Put everything from the start of the records down to the line containing "x-tick-label: 1 (189, 435, 197, 450)", both ends included, into a numbered list, leaving out any blank lines.

◇ ◇ ◇ ◇

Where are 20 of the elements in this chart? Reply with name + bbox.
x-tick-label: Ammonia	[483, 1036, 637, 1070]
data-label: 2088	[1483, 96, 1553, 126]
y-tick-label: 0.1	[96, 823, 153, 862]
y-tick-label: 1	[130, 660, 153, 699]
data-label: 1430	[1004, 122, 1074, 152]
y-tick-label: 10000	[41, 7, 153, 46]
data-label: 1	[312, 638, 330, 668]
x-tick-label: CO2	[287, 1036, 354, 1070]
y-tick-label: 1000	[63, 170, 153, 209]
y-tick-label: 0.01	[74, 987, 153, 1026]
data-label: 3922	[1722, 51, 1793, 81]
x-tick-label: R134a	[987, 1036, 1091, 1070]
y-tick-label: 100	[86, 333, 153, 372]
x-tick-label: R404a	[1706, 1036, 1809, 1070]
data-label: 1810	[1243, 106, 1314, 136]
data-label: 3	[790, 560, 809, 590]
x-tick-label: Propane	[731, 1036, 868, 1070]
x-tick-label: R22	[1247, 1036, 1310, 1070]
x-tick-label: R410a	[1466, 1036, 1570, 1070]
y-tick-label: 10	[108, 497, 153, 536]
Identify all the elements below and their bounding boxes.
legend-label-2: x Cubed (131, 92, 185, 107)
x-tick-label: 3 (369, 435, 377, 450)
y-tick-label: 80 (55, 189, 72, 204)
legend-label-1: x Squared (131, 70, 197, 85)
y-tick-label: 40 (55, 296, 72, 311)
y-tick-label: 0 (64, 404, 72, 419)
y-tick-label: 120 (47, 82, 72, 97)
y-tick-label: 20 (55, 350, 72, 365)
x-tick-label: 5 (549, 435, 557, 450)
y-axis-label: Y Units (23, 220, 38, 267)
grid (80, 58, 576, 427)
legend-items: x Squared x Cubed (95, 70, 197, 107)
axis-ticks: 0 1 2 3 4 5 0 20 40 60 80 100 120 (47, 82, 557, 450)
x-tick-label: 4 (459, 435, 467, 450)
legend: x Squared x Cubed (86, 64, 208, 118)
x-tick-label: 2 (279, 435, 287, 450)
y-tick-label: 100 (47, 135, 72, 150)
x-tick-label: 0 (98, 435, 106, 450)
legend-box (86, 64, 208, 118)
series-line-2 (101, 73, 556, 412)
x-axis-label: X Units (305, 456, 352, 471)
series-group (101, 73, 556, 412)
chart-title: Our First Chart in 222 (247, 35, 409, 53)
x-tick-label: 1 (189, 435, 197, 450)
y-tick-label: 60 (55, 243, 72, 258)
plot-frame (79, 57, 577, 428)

◇ ◇ ◇ ◇

## Answer to the exercise
1. Where are 20 of the elements in this chart? Reply with name + bbox.
2. x-tick-label: Ammonia	[483, 1036, 637, 1070]
3. data-label: 2088	[1483, 96, 1553, 126]
4. y-tick-label: 0.1	[96, 823, 153, 862]
5. y-tick-label: 1	[130, 660, 153, 699]
6. data-label: 1430	[1004, 122, 1074, 152]
7. y-tick-label: 10000	[41, 7, 153, 46]
8. data-label: 1	[312, 638, 330, 668]
9. x-tick-label: CO2	[287, 1036, 354, 1070]
10. y-tick-label: 1000	[63, 170, 153, 209]
11. y-tick-label: 0.01	[74, 987, 153, 1026]
12. data-label: 3922	[1722, 51, 1793, 81]
13. x-tick-label: R134a	[987, 1036, 1091, 1070]
14. y-tick-label: 100	[86, 333, 153, 372]
15. x-tick-label: R404a	[1706, 1036, 1809, 1070]
16. data-label: 1810	[1243, 106, 1314, 136]
17. data-label: 3	[790, 560, 809, 590]
18. x-tick-label: Propane	[731, 1036, 868, 1070]
19. x-tick-label: R22	[1247, 1036, 1310, 1070]
20. x-tick-label: R410a	[1466, 1036, 1570, 1070]
21. y-tick-label: 10	[108, 497, 153, 536]
22. Identify all the elements below and their bounding boxes.
23. legend-label-2: x Cubed (131, 92, 185, 107)
24. x-tick-label: 3 (369, 435, 377, 450)
25. y-tick-label: 80 (55, 189, 72, 204)
26. legend-label-1: x Squared (131, 70, 197, 85)
27. y-tick-label: 40 (55, 296, 72, 311)
28. y-tick-label: 0 (64, 404, 72, 419)
29. y-tick-label: 120 (47, 82, 72, 97)
30. y-tick-label: 20 (55, 350, 72, 365)
31. x-tick-label: 5 (549, 435, 557, 450)
32. y-axis-label: Y Units (23, 220, 38, 267)
33. grid (80, 58, 576, 427)
34. legend-items: x Squared x Cubed (95, 70, 197, 107)
35. axis-ticks: 0 1 2 3 4 5 0 20 40 60 80 100 120 (47, 82, 557, 450)
36. x-tick-label: 4 (459, 435, 467, 450)
37. legend: x Squared x Cubed (86, 64, 208, 118)
38. x-tick-label: 2 (279, 435, 287, 450)
39. y-tick-label: 100 (47, 135, 72, 150)
40. x-tick-label: 0 (98, 435, 106, 450)
41. legend-box (86, 64, 208, 118)
42. series-line-2 (101, 73, 556, 412)
43. x-axis-label: X Units (305, 456, 352, 471)
44. series-group (101, 73, 556, 412)
45. chart-title: Our First Chart in 222 (247, 35, 409, 53)
46. x-tick-label: 1 (189, 435, 197, 450)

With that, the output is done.